- _GIVEN REQUEST_: Extract the full listing verbatim and drop any pictures from your copy.

-=-=-=-=-

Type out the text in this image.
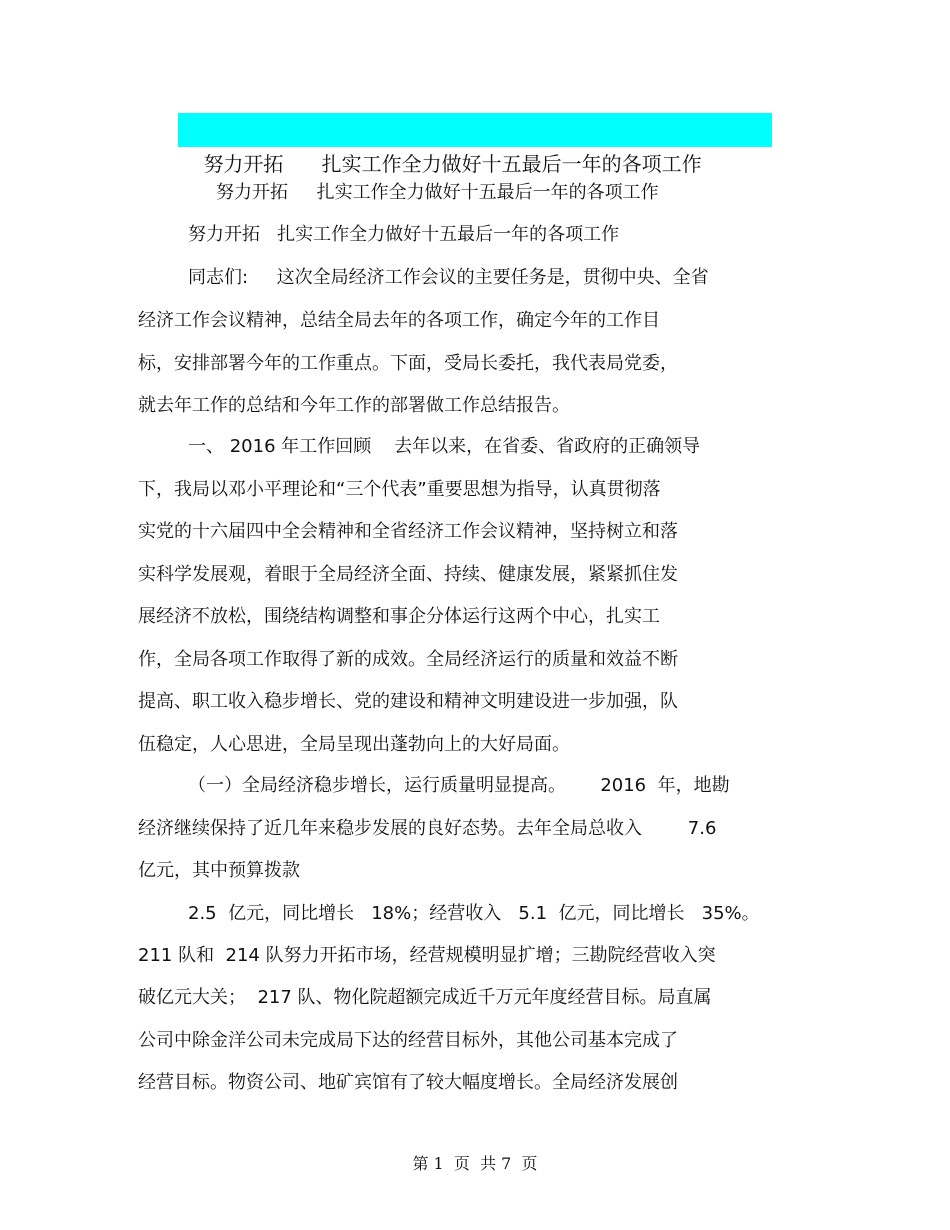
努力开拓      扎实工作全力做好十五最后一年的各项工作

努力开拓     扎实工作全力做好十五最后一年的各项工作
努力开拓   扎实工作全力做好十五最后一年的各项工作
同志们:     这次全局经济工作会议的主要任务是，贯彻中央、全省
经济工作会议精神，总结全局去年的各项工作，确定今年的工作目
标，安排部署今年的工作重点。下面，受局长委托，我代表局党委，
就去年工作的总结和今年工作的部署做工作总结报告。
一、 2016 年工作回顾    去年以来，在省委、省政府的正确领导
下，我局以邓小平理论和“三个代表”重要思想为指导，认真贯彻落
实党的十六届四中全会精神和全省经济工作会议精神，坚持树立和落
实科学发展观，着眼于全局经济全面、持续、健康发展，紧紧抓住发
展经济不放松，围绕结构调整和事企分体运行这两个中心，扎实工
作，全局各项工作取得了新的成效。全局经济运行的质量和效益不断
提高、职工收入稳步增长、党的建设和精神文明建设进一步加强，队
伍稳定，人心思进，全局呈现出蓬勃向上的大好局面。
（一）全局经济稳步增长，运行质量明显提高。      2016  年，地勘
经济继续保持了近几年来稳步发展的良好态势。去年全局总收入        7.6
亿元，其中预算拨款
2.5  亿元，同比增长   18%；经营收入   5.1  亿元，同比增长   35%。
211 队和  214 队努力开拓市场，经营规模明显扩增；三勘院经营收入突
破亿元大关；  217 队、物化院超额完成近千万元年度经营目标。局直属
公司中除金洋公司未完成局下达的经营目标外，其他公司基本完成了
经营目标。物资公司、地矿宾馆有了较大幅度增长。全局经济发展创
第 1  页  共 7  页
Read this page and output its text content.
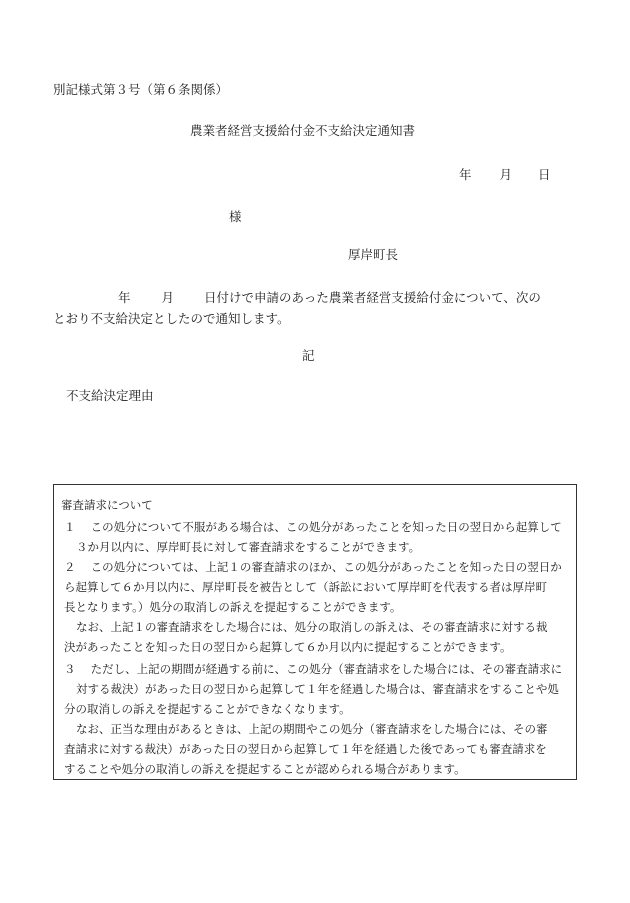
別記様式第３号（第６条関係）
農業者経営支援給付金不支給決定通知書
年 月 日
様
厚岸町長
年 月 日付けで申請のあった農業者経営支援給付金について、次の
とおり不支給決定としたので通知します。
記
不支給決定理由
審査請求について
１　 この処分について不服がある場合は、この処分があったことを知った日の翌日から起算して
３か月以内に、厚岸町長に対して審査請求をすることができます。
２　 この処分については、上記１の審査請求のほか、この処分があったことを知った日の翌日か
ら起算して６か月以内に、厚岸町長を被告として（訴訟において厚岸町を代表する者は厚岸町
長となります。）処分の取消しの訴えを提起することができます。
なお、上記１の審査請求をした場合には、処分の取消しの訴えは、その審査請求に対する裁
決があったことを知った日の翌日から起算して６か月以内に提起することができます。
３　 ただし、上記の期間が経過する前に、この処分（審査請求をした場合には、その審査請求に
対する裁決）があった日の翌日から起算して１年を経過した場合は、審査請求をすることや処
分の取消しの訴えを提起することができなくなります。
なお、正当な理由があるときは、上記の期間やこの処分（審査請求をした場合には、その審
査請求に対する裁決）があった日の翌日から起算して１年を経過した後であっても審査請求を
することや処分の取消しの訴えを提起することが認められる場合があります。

-=-=-=-=-

- _THE SOLUTION_:
Type out the text in this image.
努力开拓      扎实工作全力做好十五最后一年的各项工作

努力开拓     扎实工作全力做好十五最后一年的各项工作
努力开拓   扎实工作全力做好十五最后一年的各项工作
同志们:     这次全局经济工作会议的主要任务是，贯彻中央、全省
经济工作会议精神，总结全局去年的各项工作，确定今年的工作目
标，安排部署今年的工作重点。下面，受局长委托，我代表局党委，
就去年工作的总结和今年工作的部署做工作总结报告。
一、 2016 年工作回顾    去年以来，在省委、省政府的正确领导
下，我局以邓小平理论和“三个代表”重要思想为指导，认真贯彻落
实党的十六届四中全会精神和全省经济工作会议精神，坚持树立和落
实科学发展观，着眼于全局经济全面、持续、健康发展，紧紧抓住发
展经济不放松，围绕结构调整和事企分体运行这两个中心，扎实工
作，全局各项工作取得了新的成效。全局经济运行的质量和效益不断
提高、职工收入稳步增长、党的建设和精神文明建设进一步加强，队
伍稳定，人心思进，全局呈现出蓬勃向上的大好局面。
（一）全局经济稳步增长，运行质量明显提高。      2016  年，地勘
经济继续保持了近几年来稳步发展的良好态势。去年全局总收入        7.6
亿元，其中预算拨款
2.5  亿元，同比增长   18%；经营收入   5.1  亿元，同比增长   35%。
211 队和  214 队努力开拓市场，经营规模明显扩增；三勘院经营收入突
破亿元大关；  217 队、物化院超额完成近千万元年度经营目标。局直属
公司中除金洋公司未完成局下达的经营目标外，其他公司基本完成了
经营目标。物资公司、地矿宾馆有了较大幅度增长。全局经济发展创
第 1  页  共 7  页
Read this page and output its text content.
別記様式第３号（第６条関係）
農業者経営支援給付金不支給決定通知書
年 月 日
様
厚岸町長
年 月 日付けで申請のあった農業者経営支援給付金について、次の
とおり不支給決定としたので通知します。
記
不支給決定理由
審査請求について
１　 この処分について不服がある場合は、この処分があったことを知った日の翌日から起算して
３か月以内に、厚岸町長に対して審査請求をすることができます。
２　 この処分については、上記１の審査請求のほか、この処分があったことを知った日の翌日か
ら起算して６か月以内に、厚岸町長を被告として（訴訟において厚岸町を代表する者は厚岸町
長となります。）処分の取消しの訴えを提起することができます。
なお、上記１の審査請求をした場合には、処分の取消しの訴えは、その審査請求に対する裁
決があったことを知った日の翌日から起算して６か月以内に提起することができます。
３　 ただし、上記の期間が経過する前に、この処分（審査請求をした場合には、その審査請求に
対する裁決）があった日の翌日から起算して１年を経過した場合は、審査請求をすることや処
分の取消しの訴えを提起することができなくなります。
なお、正当な理由があるときは、上記の期間やこの処分（審査請求をした場合には、その審
査請求に対する裁決）があった日の翌日から起算して１年を経過した後であっても審査請求を
することや処分の取消しの訴えを提起することが認められる場合があります。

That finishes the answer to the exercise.